● TASK TO CARRY OUT
Search the records for "true". Copy every line where it appears.

>> Start SUPPLIED ENTRIES

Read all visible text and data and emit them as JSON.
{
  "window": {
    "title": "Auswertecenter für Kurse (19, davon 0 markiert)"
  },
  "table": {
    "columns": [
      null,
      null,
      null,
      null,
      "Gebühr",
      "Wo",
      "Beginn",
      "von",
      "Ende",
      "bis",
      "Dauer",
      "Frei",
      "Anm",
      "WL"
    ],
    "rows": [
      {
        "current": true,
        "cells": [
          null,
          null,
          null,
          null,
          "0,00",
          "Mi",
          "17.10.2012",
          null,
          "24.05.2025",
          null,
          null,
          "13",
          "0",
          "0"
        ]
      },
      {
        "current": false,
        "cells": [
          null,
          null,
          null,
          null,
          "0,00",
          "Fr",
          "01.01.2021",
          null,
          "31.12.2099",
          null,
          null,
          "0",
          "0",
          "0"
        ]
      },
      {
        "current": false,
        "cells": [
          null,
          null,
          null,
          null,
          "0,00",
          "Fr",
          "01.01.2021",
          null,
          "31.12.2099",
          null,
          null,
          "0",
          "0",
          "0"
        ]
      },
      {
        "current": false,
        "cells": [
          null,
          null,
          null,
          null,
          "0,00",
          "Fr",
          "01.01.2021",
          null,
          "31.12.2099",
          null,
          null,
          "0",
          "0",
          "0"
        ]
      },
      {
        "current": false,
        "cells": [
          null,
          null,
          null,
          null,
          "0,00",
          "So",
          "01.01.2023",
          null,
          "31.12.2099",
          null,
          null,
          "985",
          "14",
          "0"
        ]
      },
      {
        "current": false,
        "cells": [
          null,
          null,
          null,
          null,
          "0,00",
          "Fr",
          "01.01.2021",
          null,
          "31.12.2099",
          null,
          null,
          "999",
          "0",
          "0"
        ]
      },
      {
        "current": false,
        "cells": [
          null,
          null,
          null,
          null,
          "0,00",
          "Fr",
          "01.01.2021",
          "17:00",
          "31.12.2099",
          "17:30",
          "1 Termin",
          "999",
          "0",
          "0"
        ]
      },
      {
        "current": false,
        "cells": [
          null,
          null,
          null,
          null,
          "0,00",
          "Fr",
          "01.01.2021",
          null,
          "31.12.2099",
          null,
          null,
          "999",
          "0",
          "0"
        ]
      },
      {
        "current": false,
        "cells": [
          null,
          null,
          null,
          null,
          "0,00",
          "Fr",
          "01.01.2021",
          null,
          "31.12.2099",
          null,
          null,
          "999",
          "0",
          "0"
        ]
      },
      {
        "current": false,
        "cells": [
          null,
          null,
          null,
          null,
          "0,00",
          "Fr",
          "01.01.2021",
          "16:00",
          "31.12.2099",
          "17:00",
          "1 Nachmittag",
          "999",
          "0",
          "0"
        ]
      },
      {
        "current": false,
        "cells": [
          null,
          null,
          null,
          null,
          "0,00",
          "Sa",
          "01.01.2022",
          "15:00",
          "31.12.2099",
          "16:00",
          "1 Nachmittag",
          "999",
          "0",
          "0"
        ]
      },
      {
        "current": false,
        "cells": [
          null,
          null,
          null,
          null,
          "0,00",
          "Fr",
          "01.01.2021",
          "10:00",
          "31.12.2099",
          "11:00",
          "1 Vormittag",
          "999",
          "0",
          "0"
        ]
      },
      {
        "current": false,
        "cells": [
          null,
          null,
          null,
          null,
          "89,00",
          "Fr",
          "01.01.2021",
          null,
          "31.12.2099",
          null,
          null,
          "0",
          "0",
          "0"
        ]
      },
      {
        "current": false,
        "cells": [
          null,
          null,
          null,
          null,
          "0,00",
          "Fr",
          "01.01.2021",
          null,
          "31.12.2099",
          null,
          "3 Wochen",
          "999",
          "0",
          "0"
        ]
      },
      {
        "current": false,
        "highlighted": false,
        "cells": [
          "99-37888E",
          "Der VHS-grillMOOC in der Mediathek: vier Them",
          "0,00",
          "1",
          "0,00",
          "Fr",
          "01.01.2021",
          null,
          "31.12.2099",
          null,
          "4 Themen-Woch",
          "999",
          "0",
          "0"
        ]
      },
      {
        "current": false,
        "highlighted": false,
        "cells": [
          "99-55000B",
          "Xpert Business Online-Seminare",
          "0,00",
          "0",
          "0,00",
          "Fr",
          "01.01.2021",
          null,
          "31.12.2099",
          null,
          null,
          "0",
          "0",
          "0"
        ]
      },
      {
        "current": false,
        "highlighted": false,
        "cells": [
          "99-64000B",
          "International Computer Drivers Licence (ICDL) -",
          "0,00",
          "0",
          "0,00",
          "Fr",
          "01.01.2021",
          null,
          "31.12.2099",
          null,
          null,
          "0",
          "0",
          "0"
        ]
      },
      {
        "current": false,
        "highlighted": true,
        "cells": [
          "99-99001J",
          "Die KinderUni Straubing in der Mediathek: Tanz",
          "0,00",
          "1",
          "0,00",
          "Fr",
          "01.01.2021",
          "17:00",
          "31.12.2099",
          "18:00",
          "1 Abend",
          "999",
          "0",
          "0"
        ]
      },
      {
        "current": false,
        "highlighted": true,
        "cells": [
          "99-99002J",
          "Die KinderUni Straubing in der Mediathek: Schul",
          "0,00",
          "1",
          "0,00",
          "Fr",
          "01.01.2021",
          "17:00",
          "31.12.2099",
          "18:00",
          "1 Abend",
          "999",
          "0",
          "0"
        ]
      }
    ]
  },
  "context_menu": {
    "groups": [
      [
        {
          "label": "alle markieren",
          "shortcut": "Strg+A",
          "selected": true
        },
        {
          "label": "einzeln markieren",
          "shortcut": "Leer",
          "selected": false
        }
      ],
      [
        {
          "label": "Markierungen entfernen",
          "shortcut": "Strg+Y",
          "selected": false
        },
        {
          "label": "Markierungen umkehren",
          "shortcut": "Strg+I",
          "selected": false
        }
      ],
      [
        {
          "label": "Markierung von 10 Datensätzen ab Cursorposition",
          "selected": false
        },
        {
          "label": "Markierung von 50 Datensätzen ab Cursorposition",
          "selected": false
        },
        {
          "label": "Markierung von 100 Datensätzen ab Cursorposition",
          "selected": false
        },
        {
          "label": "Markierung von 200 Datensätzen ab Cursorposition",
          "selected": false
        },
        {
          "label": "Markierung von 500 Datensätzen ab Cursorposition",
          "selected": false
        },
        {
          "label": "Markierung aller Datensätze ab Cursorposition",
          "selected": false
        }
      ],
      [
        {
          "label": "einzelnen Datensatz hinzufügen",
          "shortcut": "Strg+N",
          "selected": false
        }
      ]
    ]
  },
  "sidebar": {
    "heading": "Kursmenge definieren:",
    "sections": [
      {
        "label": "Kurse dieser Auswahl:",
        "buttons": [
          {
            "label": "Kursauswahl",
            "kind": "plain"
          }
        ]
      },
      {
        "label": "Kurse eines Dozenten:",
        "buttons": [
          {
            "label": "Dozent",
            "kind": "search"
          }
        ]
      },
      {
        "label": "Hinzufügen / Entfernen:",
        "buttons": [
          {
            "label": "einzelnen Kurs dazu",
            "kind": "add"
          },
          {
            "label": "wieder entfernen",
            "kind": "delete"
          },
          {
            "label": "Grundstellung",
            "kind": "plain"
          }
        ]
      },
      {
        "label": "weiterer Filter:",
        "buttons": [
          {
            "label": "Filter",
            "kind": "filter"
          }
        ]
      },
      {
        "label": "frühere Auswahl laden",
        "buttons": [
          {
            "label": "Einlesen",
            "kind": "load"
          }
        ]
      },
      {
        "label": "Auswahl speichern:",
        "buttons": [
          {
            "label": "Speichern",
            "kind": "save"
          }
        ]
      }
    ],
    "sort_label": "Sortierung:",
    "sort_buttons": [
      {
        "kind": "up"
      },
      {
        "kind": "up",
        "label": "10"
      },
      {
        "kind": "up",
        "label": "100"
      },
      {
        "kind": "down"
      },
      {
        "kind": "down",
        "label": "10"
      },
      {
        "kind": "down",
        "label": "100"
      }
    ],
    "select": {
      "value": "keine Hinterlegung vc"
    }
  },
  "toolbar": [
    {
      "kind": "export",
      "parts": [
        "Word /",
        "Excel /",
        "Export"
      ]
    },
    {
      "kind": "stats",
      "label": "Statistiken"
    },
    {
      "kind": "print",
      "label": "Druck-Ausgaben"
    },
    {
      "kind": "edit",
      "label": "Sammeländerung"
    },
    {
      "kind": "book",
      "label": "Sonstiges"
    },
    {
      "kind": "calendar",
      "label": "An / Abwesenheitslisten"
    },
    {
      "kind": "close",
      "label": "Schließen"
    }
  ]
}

>> End SUPPLIED ENTRIES

● EXPECTED ANSWER
        "current": true,
        "highlighted": true,
        "highlighted": true,
          "selected": true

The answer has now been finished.